Saved entries:
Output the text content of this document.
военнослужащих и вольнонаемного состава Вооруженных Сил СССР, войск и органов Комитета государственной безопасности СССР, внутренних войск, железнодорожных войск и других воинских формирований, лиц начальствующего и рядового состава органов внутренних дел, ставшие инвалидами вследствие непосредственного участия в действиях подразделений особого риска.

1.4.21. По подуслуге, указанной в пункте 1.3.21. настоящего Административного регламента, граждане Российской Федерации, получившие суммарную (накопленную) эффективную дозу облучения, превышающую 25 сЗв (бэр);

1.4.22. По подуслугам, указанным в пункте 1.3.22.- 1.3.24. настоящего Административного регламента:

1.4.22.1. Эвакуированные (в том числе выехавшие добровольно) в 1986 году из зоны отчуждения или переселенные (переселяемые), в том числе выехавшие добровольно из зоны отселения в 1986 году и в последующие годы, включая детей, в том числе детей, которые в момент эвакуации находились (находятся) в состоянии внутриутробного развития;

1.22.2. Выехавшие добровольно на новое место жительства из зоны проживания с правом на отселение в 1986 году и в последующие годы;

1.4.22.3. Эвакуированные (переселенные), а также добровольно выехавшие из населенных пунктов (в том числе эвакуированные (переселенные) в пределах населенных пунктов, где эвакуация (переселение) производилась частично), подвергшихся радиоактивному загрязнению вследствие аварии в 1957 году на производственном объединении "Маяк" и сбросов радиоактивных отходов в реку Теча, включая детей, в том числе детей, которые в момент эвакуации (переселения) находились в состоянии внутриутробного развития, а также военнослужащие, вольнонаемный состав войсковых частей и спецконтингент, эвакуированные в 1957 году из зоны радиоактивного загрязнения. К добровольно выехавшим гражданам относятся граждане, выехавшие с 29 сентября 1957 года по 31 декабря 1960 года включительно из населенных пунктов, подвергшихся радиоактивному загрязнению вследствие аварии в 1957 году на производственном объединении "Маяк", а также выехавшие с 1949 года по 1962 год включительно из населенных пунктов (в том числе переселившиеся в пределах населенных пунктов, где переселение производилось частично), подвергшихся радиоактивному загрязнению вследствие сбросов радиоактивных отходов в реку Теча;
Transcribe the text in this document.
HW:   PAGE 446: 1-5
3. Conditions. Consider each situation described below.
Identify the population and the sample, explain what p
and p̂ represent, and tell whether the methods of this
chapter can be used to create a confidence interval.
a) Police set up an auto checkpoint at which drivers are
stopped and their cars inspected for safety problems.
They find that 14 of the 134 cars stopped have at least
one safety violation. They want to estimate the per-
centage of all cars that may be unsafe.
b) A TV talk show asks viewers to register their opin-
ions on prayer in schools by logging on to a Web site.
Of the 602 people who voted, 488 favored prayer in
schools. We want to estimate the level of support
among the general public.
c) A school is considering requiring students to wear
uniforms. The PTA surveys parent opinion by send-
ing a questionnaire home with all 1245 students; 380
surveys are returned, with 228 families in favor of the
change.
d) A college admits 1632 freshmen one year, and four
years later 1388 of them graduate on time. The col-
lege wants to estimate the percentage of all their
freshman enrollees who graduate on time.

• _Your instructions_: Extract all lines of the records above that include "регламента".

• _Solved exercise_:
1.4.21. По подуслуге, указанной в пункте 1.3.21. настоящего Административного регламента, граждане Российской Федерации, получившие суммарную (накопленную) эффективную дозу облучения, превышающую 25 сЗв (бэр);
1.4.22. По подуслугам, указанным в пункте 1.3.22.- 1.3.24. настоящего Административного регламента:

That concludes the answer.